Part of a data file
┌────────

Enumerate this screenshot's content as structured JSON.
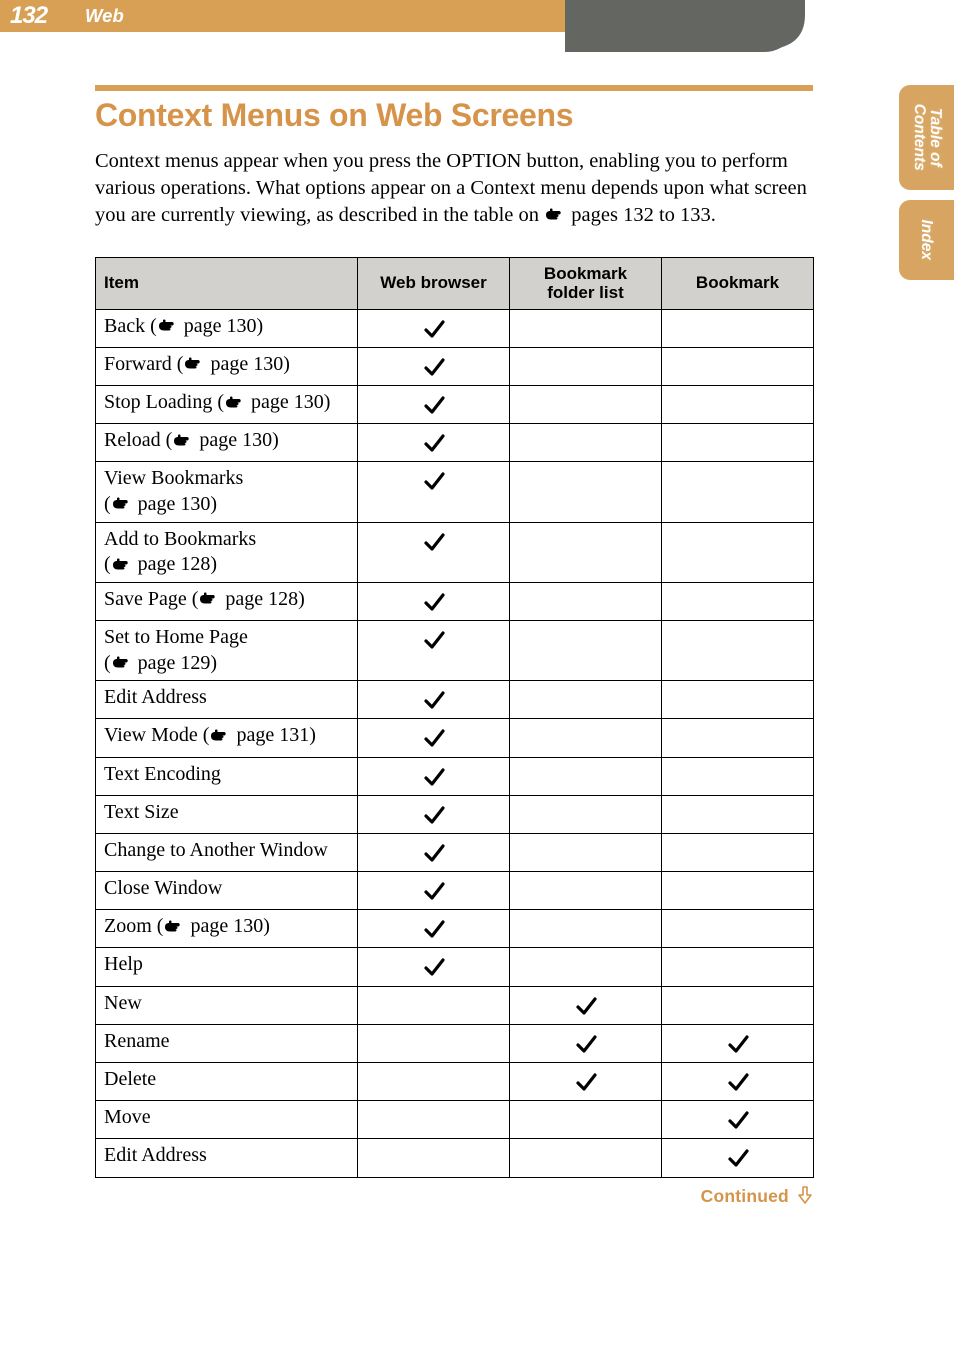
{
  "header": {
    "page_number": "132",
    "section": "Web"
  },
  "side_tabs": {
    "toc_line1": "Table of",
    "toc_line2": "Contents",
    "index": "Index"
  },
  "title": "Context Menus on Web Screens",
  "intro_parts": {
    "p1": "Context menus appear when you press the OPTION button, enabling you to perform various operations. What options appear on a Context menu depends upon what screen you are currently viewing, as described in the table on ",
    "p2": " pages 132 to 133."
  },
  "table": {
    "headers": {
      "item": "Item",
      "web_browser": "Web browser",
      "bookmark_folder_list": "Bookmark folder list",
      "bookmark": "Bookmark"
    }
  },
  "rows": [
    {
      "label_pre": "Back (",
      "label_post": " page 130)",
      "cols": [
        true,
        false,
        false
      ]
    },
    {
      "label_pre": "Forward (",
      "label_post": " page 130)",
      "cols": [
        true,
        false,
        false
      ]
    },
    {
      "label_pre": "Stop Loading (",
      "label_post": " page 130)",
      "cols": [
        true,
        false,
        false
      ]
    },
    {
      "label_pre": "Reload (",
      "label_post": " page 130)",
      "cols": [
        true,
        false,
        false
      ]
    },
    {
      "label_pre": "View Bookmarks\n(",
      "label_post": " page 130)",
      "multiline": true,
      "cols": [
        true,
        false,
        false
      ]
    },
    {
      "label_pre": "Add to Bookmarks\n(",
      "label_post": " page 128)",
      "multiline": true,
      "cols": [
        true,
        false,
        false
      ]
    },
    {
      "label_pre": "Save Page (",
      "label_post": " page 128)",
      "cols": [
        true,
        false,
        false
      ]
    },
    {
      "label_pre": "Set to Home Page\n(",
      "label_post": " page 129)",
      "multiline": true,
      "cols": [
        true,
        false,
        false
      ]
    },
    {
      "label_pre": "Edit Address",
      "label_post": "",
      "no_ref": true,
      "cols": [
        true,
        false,
        false
      ]
    },
    {
      "label_pre": "View Mode (",
      "label_post": " page 131)",
      "cols": [
        true,
        false,
        false
      ]
    },
    {
      "label_pre": "Text Encoding",
      "label_post": "",
      "no_ref": true,
      "cols": [
        true,
        false,
        false
      ]
    },
    {
      "label_pre": "Text Size",
      "label_post": "",
      "no_ref": true,
      "cols": [
        true,
        false,
        false
      ]
    },
    {
      "label_pre": "Change to Another Window",
      "label_post": "",
      "no_ref": true,
      "cols": [
        true,
        false,
        false
      ]
    },
    {
      "label_pre": "Close Window",
      "label_post": "",
      "no_ref": true,
      "cols": [
        true,
        false,
        false
      ]
    },
    {
      "label_pre": "Zoom (",
      "label_post": " page 130)",
      "cols": [
        true,
        false,
        false
      ]
    },
    {
      "label_pre": "Help",
      "label_post": "",
      "no_ref": true,
      "cols": [
        true,
        false,
        false
      ]
    },
    {
      "label_pre": "New",
      "label_post": "",
      "no_ref": true,
      "cols": [
        false,
        true,
        false
      ]
    },
    {
      "label_pre": "Rename",
      "label_post": "",
      "no_ref": true,
      "cols": [
        false,
        true,
        true
      ]
    },
    {
      "label_pre": "Delete",
      "label_post": "",
      "no_ref": true,
      "cols": [
        false,
        true,
        true
      ]
    },
    {
      "label_pre": "Move",
      "label_post": "",
      "no_ref": true,
      "cols": [
        false,
        false,
        true
      ]
    },
    {
      "label_pre": "Edit Address",
      "label_post": "",
      "no_ref": true,
      "cols": [
        false,
        false,
        true
      ]
    }
  ],
  "continued": "Continued",
  "chart_data": {
    "type": "table",
    "title": "Context Menus on Web Screens",
    "columns": [
      "Item",
      "Web browser",
      "Bookmark folder list",
      "Bookmark"
    ],
    "rows": [
      [
        "Back (page 130)",
        "✓",
        "",
        ""
      ],
      [
        "Forward (page 130)",
        "✓",
        "",
        ""
      ],
      [
        "Stop Loading (page 130)",
        "✓",
        "",
        ""
      ],
      [
        "Reload (page 130)",
        "✓",
        "",
        ""
      ],
      [
        "View Bookmarks (page 130)",
        "✓",
        "",
        ""
      ],
      [
        "Add to Bookmarks (page 128)",
        "✓",
        "",
        ""
      ],
      [
        "Save Page (page 128)",
        "✓",
        "",
        ""
      ],
      [
        "Set to Home Page (page 129)",
        "✓",
        "",
        ""
      ],
      [
        "Edit Address",
        "✓",
        "",
        ""
      ],
      [
        "View Mode (page 131)",
        "✓",
        "",
        ""
      ],
      [
        "Text Encoding",
        "✓",
        "",
        ""
      ],
      [
        "Text Size",
        "✓",
        "",
        ""
      ],
      [
        "Change to Another Window",
        "✓",
        "",
        ""
      ],
      [
        "Close Window",
        "✓",
        "",
        ""
      ],
      [
        "Zoom (page 130)",
        "✓",
        "",
        ""
      ],
      [
        "Help",
        "✓",
        "",
        ""
      ],
      [
        "New",
        "",
        "✓",
        ""
      ],
      [
        "Rename",
        "",
        "✓",
        "✓"
      ],
      [
        "Delete",
        "",
        "✓",
        "✓"
      ],
      [
        "Move",
        "",
        "",
        "✓"
      ],
      [
        "Edit Address",
        "",
        "",
        "✓"
      ]
    ]
  }
}
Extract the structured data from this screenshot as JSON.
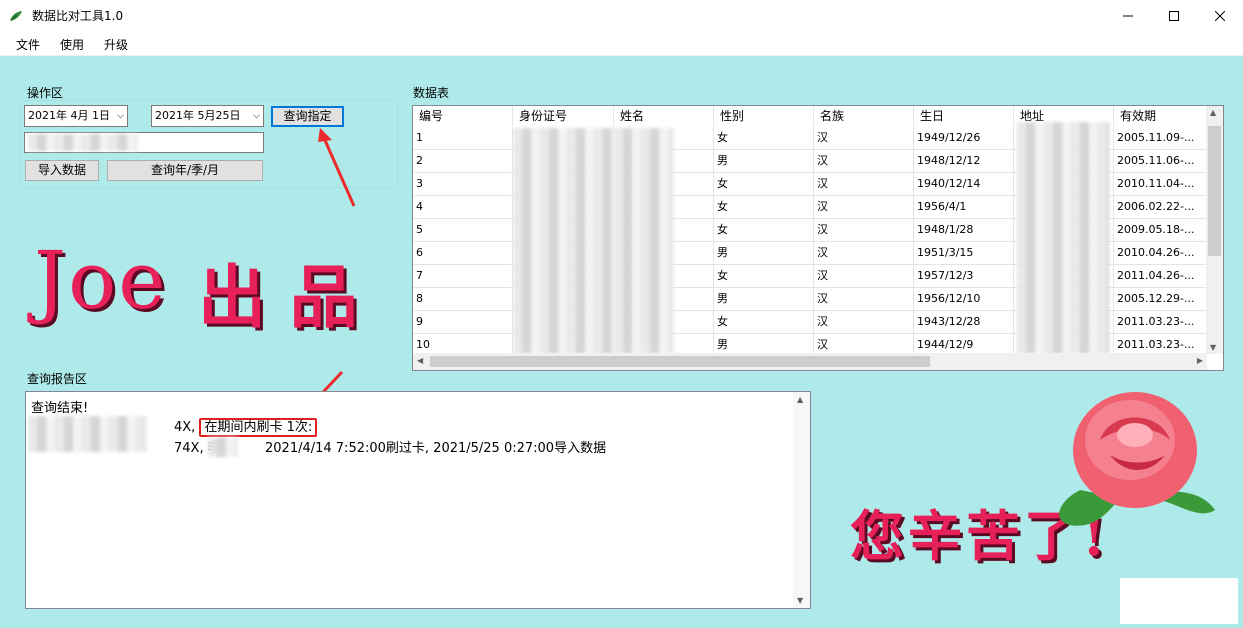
{
  "window": {
    "title": "数据比对工具1.0"
  },
  "menu": [
    "文件",
    "使用",
    "升级"
  ],
  "operation": {
    "label": "操作区",
    "start_date": "2021年  4月  1日",
    "end_date": "2021年  5月25日",
    "query_specified": "查询指定",
    "import_data": "导入数据",
    "query_period": "查询年/季/月"
  },
  "table": {
    "label": "数据表",
    "columns": [
      "编号",
      "身份证号",
      "姓名",
      "性别",
      "名族",
      "生日",
      "地址",
      "有效期"
    ],
    "rows": [
      [
        "1",
        "",
        "",
        "女",
        "汉",
        "1949/12/26",
        "",
        "2005.11.09-..."
      ],
      [
        "2",
        "",
        "",
        "男",
        "汉",
        "1948/12/12",
        "",
        "2005.11.06-..."
      ],
      [
        "3",
        "",
        "",
        "女",
        "汉",
        "1940/12/14",
        "",
        "2010.11.04-..."
      ],
      [
        "4",
        "",
        "",
        "女",
        "汉",
        "1956/4/1",
        "",
        "2006.02.22-..."
      ],
      [
        "5",
        "",
        "",
        "女",
        "汉",
        "1948/1/28",
        "",
        "2009.05.18-..."
      ],
      [
        "6",
        "",
        "",
        "男",
        "汉",
        "1951/3/15",
        "",
        "2010.04.26-..."
      ],
      [
        "7",
        "",
        "",
        "女",
        "汉",
        "1957/12/3",
        "",
        "2011.04.26-..."
      ],
      [
        "8",
        "",
        "",
        "男",
        "汉",
        "1956/12/10",
        "",
        "2005.12.29-..."
      ],
      [
        "9",
        "",
        "",
        "女",
        "汉",
        "1943/12/28",
        "",
        "2011.03.23-..."
      ],
      [
        "10",
        "",
        "",
        "男",
        "汉",
        "1944/12/9",
        "",
        "2011.03.23-..."
      ]
    ]
  },
  "logo": {
    "text_joe": "Joe",
    "text_cn": "出 品"
  },
  "report": {
    "label": "查询报告区",
    "line1": "查询结束!",
    "line2_suffix": "4X,",
    "line2_highlight": "在期间内刷卡 1次:",
    "line3_prefix": "74X, 李",
    "line3_rest": "2021/4/14 7:52:00刷过卡, 2021/5/25 0:27:00导入数据"
  },
  "greeting": "您辛苦了!",
  "colors": {
    "client_bg": "#aeeaea",
    "logo": "#e8205a",
    "highlight": "#e02020",
    "focus": "#0078d7"
  }
}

└────────

* [What the task asks]
Look through the entries and find each line that has the string "Close". Copy those lines.

* [Task response]
      "label_pre": "Close Window",
        "Close Window",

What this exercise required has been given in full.